## Description of the task
Collect every line below that contains the word "Días".

Collected data entries
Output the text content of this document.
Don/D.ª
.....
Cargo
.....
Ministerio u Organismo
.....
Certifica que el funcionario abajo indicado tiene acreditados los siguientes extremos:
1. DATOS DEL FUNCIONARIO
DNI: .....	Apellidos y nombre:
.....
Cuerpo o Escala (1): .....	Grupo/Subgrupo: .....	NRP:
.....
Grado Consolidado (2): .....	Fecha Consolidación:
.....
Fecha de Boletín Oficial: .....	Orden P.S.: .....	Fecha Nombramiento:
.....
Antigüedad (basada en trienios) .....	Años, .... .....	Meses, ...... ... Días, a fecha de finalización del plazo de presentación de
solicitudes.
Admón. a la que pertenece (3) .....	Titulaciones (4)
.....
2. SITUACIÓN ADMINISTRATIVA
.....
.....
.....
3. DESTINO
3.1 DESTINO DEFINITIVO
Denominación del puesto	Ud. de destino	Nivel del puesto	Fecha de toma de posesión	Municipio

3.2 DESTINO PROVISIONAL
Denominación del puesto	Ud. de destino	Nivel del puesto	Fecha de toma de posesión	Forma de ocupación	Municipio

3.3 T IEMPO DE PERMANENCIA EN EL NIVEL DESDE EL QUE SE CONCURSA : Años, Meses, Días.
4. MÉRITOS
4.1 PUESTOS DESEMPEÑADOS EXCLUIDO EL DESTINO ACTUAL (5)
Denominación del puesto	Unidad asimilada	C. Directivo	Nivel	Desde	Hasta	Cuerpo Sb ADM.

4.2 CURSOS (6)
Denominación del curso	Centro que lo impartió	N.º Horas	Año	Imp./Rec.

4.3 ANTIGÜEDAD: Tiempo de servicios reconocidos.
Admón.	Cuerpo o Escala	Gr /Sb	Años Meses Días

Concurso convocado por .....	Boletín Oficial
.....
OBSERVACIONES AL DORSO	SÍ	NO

## Answer in full
Antigüedad (basada en trienios) .....	Años, .... .....	Meses, ...... ... Días, a fecha de finalización del plazo de presentación de
3.3 T IEMPO DE PERMANENCIA EN EL NIVEL DESDE EL QUE SE CONCURSA : Años, Meses, Días.
Admón.	Cuerpo o Escala	Gr /Sb	Años Meses Días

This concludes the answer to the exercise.